> [Prompt] Pick out and copy each line in the entries below that contains the string "更多内容尽在心语资料库". Case counts.

> [Excerpted data]
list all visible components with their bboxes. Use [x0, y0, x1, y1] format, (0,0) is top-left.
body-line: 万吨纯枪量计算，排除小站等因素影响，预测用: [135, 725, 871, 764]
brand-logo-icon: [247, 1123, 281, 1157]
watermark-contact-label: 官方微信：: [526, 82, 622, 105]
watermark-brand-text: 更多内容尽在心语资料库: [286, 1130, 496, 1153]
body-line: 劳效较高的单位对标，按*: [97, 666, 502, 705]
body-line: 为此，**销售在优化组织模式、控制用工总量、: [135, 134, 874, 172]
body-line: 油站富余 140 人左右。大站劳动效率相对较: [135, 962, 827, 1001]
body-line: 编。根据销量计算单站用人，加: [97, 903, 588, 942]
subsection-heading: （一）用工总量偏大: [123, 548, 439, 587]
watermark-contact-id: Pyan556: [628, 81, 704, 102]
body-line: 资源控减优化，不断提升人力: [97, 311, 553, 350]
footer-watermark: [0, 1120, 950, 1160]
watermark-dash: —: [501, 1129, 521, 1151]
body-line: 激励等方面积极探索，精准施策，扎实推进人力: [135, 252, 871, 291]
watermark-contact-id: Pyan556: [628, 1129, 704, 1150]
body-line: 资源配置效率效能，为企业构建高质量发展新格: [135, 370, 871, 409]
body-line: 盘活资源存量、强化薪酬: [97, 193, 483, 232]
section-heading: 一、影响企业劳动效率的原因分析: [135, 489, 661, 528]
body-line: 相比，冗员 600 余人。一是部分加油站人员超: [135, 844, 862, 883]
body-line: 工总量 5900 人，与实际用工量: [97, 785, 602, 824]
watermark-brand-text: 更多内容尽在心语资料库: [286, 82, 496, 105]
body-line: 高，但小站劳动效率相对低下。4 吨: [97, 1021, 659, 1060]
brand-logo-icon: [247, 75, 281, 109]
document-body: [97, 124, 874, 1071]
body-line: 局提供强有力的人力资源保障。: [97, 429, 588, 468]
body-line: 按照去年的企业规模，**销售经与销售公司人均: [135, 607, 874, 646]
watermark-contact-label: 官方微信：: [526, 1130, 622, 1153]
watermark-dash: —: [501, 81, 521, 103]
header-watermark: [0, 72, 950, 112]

> [Finished exercise]
watermark-brand-text: 更多内容尽在心语资料库: [286, 1130, 496, 1153]
watermark-brand-text: 更多内容尽在心语资料库: [286, 82, 496, 105]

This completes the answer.